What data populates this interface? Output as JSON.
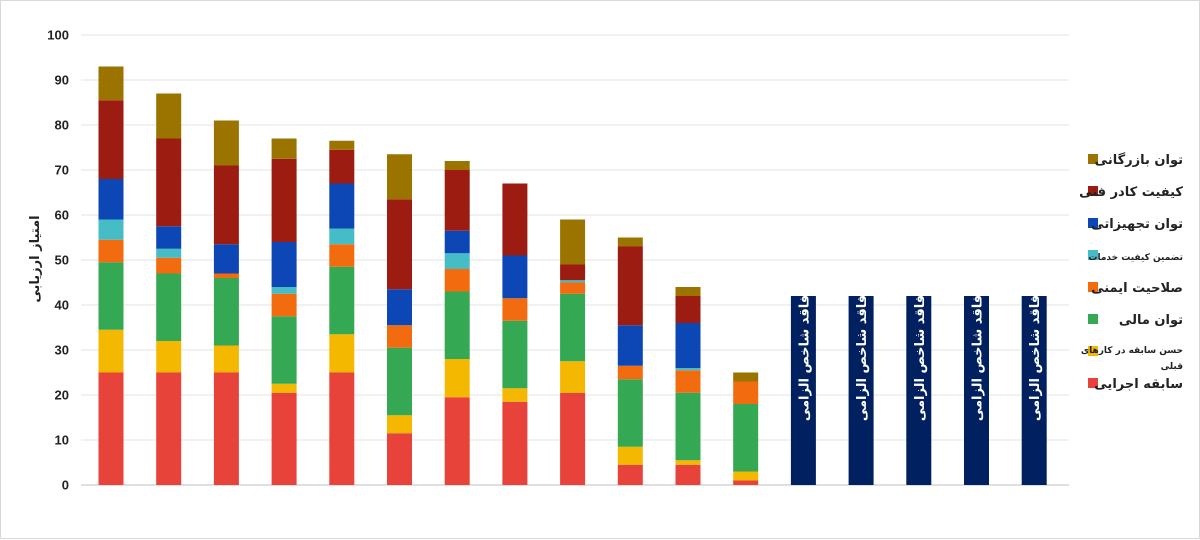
{
  "chart_data": {
    "type": "bar",
    "stacked": true,
    "ylabel": "امتیاز ارزیابی",
    "ylim": [
      0,
      100
    ],
    "yticks": [
      0,
      10,
      20,
      30,
      40,
      50,
      60,
      70,
      80,
      90,
      100
    ],
    "grid": true,
    "legend_position": "right",
    "categories": [
      "",
      "",
      "",
      "",
      "",
      "",
      "",
      "",
      "",
      "",
      "",
      "",
      "",
      "",
      "",
      "",
      ""
    ],
    "series": [
      {
        "name": "سابقه اجرایی",
        "color": "#e8433a",
        "values": [
          25,
          25,
          25,
          20.5,
          25,
          11.5,
          19.5,
          18.5,
          20.5,
          4.5,
          4.5,
          1,
          0,
          0,
          0,
          0,
          0
        ]
      },
      {
        "name": "حسن سابقه در کارهای قبلی",
        "color": "#f5b800",
        "values": [
          9.5,
          7,
          6,
          2,
          8.5,
          4,
          8.5,
          3,
          7,
          4,
          1,
          2,
          0,
          0,
          0,
          0,
          0
        ]
      },
      {
        "name": "توان مالی",
        "color": "#34a853",
        "values": [
          15,
          15,
          15,
          15,
          15,
          15,
          15,
          15,
          15,
          15,
          15,
          15,
          0,
          0,
          0,
          0,
          0
        ]
      },
      {
        "name": "صلاحیت ایمنی",
        "color": "#f26b0f",
        "values": [
          5,
          3.5,
          1,
          5,
          5,
          5,
          5,
          5,
          2.5,
          3,
          5,
          5,
          0,
          0,
          0,
          0,
          0
        ]
      },
      {
        "name": "تضمین کیفیت خدمات",
        "color": "#45bcc6",
        "values": [
          4.5,
          2,
          0,
          1.5,
          3.5,
          0,
          3.5,
          0,
          0.5,
          0,
          0.5,
          0,
          0,
          0,
          0,
          0,
          0
        ]
      },
      {
        "name": "توان تجهیزاتی",
        "color": "#0d47b5",
        "values": [
          9,
          5,
          6.5,
          10,
          10,
          8,
          5,
          9.5,
          0,
          9,
          10,
          0,
          0,
          0,
          0,
          0,
          0
        ]
      },
      {
        "name": "کیفیت کادر فنی",
        "color": "#9c1c12",
        "values": [
          17.5,
          19.5,
          17.5,
          18.5,
          7.5,
          20,
          13.5,
          16,
          3.5,
          17.5,
          6,
          0,
          0,
          0,
          0,
          0,
          0
        ]
      },
      {
        "name": "توان بازرگانی",
        "color": "#9b7400",
        "values": [
          7.5,
          10,
          10,
          4.5,
          2,
          10,
          2,
          0,
          10,
          2,
          2,
          2,
          0,
          0,
          0,
          0,
          0
        ]
      },
      {
        "name": "فاقد شاخص الزامی",
        "color": "#002060",
        "values": [
          0,
          0,
          0,
          0,
          0,
          0,
          0,
          0,
          0,
          0,
          0,
          0,
          42,
          42,
          42,
          42,
          42
        ]
      }
    ],
    "annotations": [
      "فاقد شاخص الزامی",
      "فاقد شاخص الزامی",
      "فاقد شاخص الزامی",
      "فاقد شاخص الزامی",
      "فاقد شاخص الزامی"
    ],
    "legend": [
      {
        "label": "توان بازرگانی",
        "color": "#9b7400"
      },
      {
        "label": "کیفیت کادر فنی",
        "color": "#9c1c12"
      },
      {
        "label": "توان تجهیزاتی",
        "color": "#0d47b5"
      },
      {
        "label": "تضمین کیفیت خدمات",
        "color": "#45bcc6"
      },
      {
        "label": "صلاحیت ایمنی",
        "color": "#f26b0f"
      },
      {
        "label": "توان مالی",
        "color": "#34a853"
      },
      {
        "label": "حسن سابقه در کارهای قبلی",
        "color": "#f5b800"
      },
      {
        "label": "سابقه اجرایی",
        "color": "#e8433a"
      }
    ]
  }
}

◆ **Exercise goal**
Report back each line of the entries that holds the string "ایمنی".

◆ **Full response**
        "name": "صلاحیت ایمنی",
        "label": "صلاحیت ایمنی",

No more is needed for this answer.